═══ EXERCISE INPUT

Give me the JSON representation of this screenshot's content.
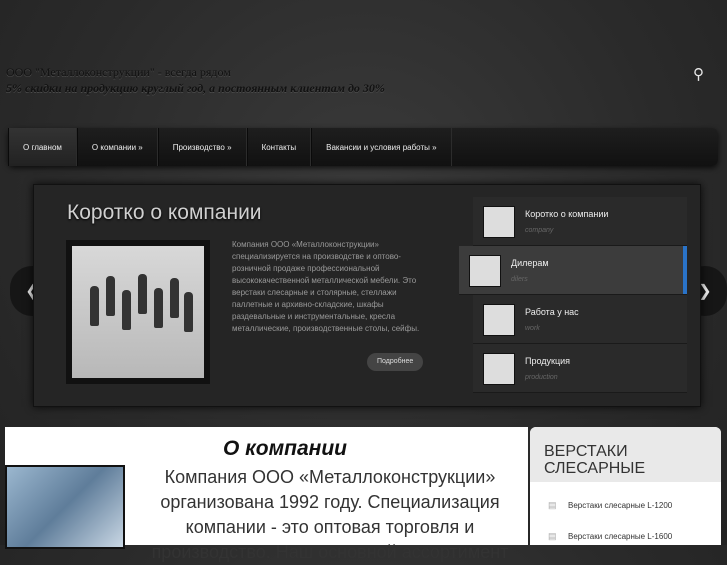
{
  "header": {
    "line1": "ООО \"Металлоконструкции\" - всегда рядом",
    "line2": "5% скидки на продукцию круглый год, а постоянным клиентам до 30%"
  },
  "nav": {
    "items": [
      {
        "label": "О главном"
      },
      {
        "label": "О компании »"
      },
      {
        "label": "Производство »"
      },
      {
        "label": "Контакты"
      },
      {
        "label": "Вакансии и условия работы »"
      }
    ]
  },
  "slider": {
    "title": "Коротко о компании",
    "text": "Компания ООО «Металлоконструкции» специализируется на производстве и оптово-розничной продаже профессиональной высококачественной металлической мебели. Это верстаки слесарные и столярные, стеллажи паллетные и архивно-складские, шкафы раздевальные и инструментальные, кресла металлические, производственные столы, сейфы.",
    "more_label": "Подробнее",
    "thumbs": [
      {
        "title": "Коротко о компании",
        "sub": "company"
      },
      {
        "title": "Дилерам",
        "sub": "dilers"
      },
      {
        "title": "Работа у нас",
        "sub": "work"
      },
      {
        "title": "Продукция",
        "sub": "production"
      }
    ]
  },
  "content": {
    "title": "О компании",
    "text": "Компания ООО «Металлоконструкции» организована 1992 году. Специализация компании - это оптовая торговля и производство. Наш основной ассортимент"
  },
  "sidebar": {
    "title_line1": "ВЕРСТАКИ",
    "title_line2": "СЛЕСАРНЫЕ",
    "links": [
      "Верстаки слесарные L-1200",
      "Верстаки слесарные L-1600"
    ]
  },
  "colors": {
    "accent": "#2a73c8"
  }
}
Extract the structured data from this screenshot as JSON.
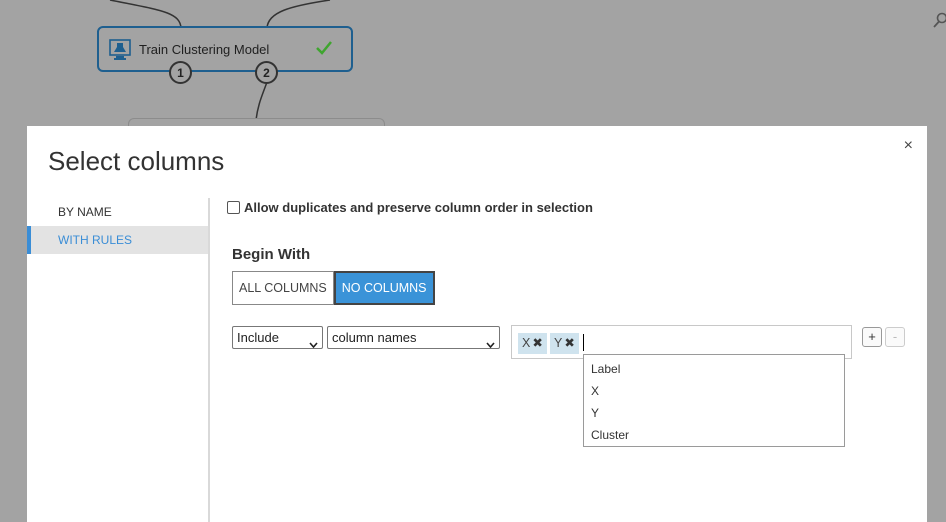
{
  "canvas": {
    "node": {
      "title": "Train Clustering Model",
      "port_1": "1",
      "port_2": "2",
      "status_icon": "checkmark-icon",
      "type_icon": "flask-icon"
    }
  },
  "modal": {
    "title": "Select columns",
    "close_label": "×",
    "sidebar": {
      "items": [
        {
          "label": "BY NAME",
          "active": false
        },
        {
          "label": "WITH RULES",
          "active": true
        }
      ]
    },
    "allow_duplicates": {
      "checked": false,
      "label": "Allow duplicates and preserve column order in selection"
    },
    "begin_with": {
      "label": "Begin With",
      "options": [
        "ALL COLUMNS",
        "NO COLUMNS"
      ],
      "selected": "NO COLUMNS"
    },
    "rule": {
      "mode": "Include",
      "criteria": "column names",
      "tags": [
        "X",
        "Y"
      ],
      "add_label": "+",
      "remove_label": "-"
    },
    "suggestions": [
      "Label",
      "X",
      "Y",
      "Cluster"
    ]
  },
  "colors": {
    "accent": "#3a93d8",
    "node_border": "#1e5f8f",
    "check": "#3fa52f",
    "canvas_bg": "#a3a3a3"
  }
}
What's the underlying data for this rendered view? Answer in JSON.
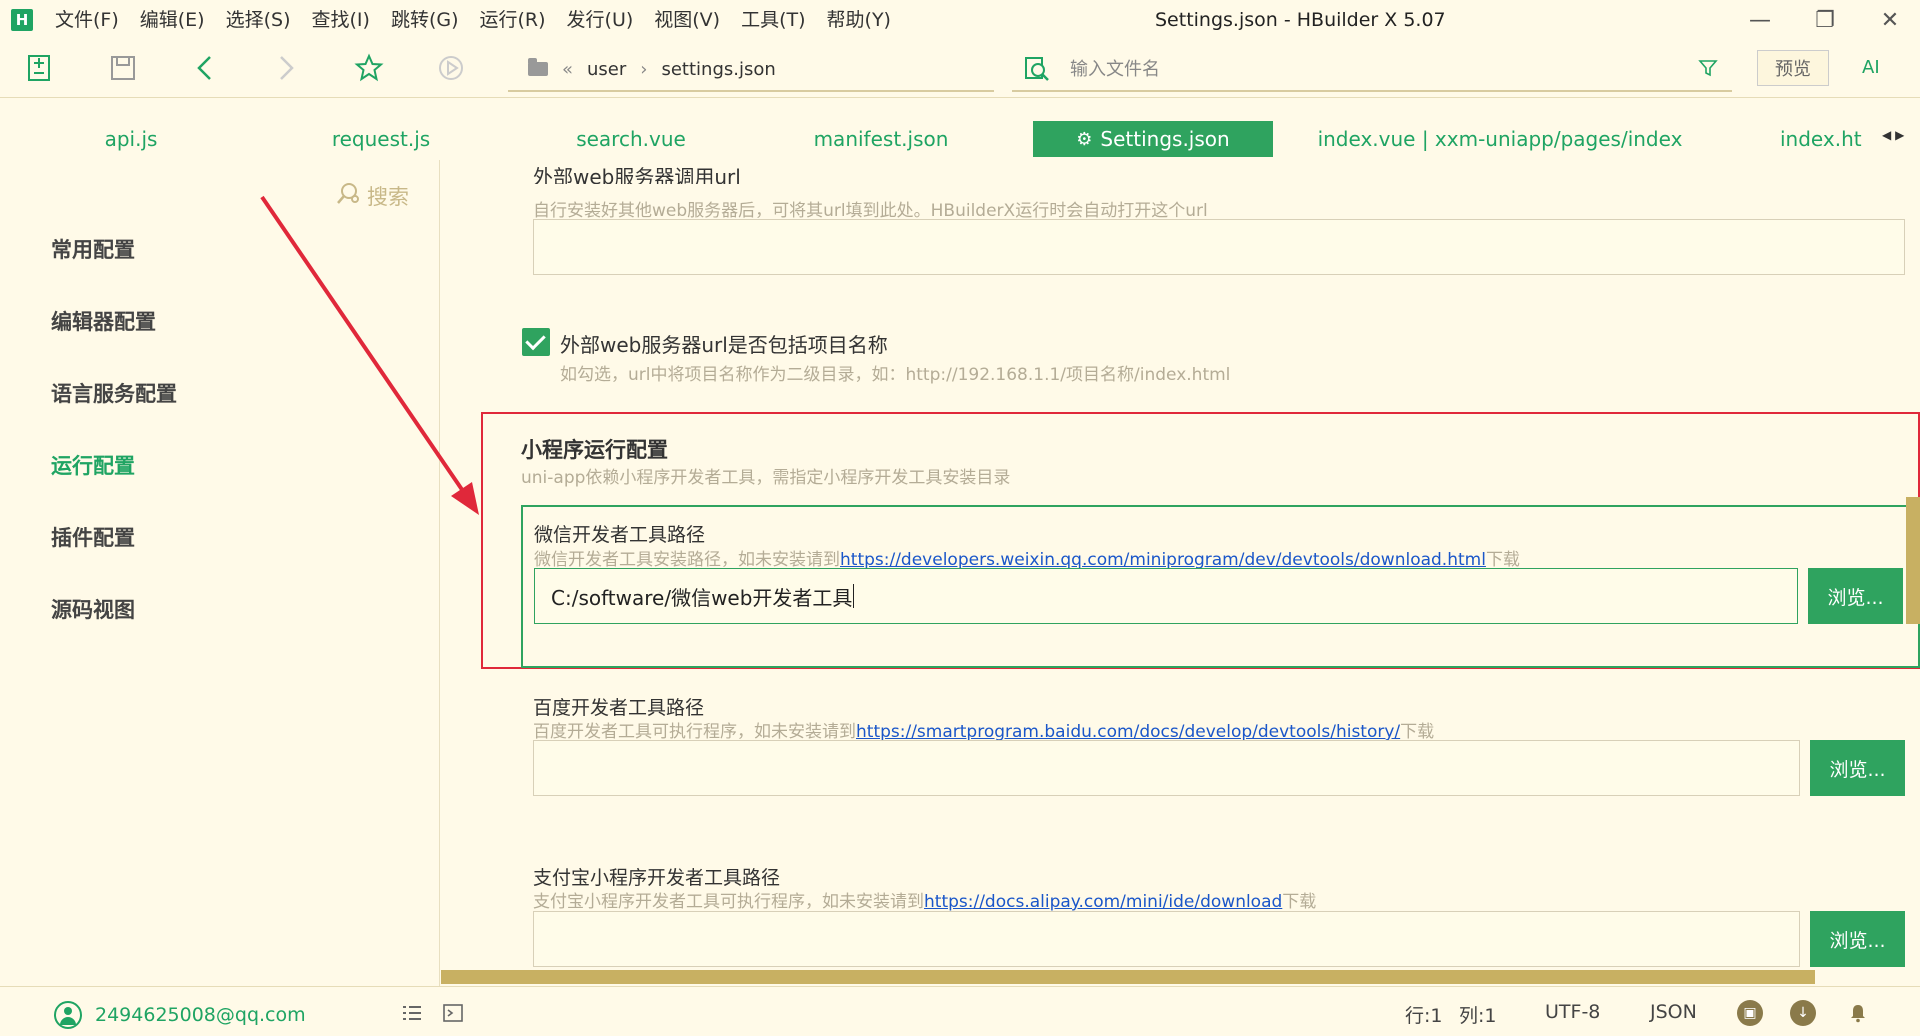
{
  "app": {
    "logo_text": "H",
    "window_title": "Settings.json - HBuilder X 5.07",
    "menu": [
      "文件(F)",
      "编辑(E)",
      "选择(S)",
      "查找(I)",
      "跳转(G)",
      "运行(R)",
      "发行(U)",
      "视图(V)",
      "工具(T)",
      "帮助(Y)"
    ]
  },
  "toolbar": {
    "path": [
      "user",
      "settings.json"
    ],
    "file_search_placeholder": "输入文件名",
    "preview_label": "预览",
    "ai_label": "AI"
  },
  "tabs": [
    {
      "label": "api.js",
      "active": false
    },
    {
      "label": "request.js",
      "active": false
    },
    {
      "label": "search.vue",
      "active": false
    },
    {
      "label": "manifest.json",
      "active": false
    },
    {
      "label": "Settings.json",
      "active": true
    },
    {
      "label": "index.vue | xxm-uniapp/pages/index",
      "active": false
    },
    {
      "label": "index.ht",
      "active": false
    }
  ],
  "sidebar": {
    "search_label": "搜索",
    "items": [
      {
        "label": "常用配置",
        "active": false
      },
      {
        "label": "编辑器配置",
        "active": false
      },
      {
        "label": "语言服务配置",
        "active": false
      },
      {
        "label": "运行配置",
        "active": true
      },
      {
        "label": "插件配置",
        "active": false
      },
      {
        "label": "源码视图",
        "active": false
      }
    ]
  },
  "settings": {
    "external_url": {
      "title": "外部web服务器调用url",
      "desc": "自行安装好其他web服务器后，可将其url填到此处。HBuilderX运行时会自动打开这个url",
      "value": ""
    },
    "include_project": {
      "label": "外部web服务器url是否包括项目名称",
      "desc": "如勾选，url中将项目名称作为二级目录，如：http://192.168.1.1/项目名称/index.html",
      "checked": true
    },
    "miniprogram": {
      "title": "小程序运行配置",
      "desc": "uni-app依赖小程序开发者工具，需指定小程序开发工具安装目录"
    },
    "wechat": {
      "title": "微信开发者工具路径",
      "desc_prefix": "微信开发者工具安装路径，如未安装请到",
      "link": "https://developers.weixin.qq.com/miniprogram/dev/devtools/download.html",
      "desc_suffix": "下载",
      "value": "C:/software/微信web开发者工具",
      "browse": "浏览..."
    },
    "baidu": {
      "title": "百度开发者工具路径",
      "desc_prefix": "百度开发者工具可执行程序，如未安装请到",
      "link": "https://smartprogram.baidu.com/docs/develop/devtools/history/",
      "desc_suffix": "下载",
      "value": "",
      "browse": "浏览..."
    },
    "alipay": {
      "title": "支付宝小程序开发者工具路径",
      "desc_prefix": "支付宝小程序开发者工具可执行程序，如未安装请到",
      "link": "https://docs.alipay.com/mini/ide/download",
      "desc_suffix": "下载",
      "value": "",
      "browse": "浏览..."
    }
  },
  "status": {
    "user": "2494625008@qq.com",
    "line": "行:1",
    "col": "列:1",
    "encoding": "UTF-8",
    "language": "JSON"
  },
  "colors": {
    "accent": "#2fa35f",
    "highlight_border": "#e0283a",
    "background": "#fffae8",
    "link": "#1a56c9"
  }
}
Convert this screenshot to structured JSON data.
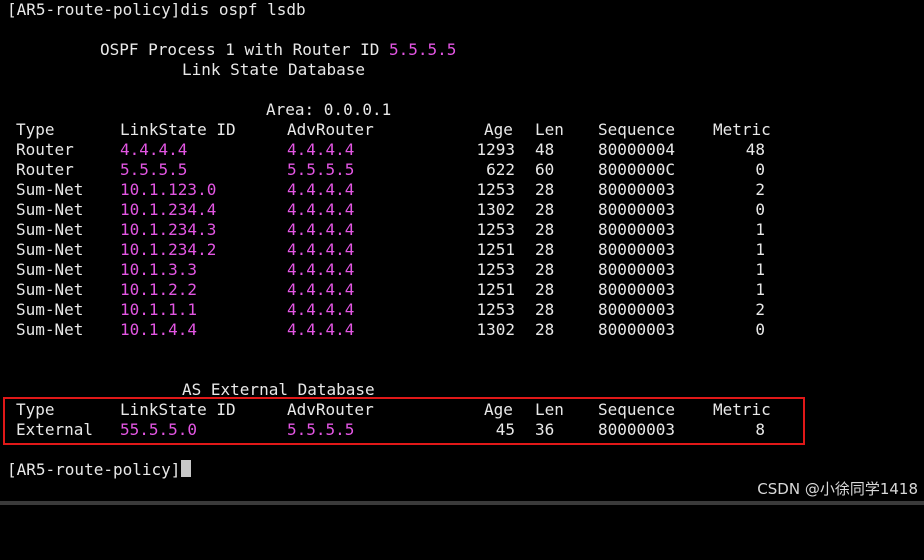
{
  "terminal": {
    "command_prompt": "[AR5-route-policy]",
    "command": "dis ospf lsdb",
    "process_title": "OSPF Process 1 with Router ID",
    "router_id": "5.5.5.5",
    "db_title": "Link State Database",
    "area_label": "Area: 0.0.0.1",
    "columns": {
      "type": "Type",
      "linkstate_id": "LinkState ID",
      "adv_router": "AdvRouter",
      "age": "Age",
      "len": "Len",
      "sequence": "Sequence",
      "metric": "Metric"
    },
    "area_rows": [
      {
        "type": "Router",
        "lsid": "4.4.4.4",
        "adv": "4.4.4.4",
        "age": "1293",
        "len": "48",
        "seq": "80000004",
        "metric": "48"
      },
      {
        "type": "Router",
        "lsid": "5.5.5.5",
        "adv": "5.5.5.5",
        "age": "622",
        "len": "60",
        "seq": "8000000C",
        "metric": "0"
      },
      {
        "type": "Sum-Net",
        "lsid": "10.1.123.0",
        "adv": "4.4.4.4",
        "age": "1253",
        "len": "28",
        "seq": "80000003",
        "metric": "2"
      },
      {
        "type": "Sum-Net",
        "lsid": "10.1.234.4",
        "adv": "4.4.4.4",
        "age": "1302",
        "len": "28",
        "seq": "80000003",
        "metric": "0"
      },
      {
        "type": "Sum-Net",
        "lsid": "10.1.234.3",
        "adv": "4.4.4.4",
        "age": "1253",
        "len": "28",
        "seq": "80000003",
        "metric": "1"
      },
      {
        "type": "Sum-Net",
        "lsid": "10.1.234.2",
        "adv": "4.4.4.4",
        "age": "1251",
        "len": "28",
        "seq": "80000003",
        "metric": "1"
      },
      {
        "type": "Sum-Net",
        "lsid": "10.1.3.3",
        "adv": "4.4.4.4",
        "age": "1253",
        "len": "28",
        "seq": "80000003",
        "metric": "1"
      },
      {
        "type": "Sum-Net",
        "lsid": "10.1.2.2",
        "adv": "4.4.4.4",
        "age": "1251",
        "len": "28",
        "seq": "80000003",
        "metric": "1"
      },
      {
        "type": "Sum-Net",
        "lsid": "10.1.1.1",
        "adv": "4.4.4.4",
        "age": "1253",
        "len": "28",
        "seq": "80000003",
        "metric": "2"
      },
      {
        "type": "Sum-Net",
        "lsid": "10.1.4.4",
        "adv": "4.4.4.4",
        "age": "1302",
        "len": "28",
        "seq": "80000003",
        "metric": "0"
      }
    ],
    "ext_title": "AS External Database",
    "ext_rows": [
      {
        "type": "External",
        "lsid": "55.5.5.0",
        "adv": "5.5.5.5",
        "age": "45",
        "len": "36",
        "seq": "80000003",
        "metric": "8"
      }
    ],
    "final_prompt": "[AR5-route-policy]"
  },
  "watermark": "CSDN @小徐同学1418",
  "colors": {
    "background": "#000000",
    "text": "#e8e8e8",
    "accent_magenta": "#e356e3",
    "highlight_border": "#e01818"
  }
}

══════

- WRITTEN EXERCISE -
Show all lines from the listing above in which "如未安装请到" appears.

- SOLUTION -
      "desc_prefix": "微信开发者工具安装路径，如未安装请到",
      "desc_prefix": "百度开发者工具可执行程序，如未安装请到",
      "desc_prefix": "支付宝小程序开发者工具可执行程序，如未安装请到",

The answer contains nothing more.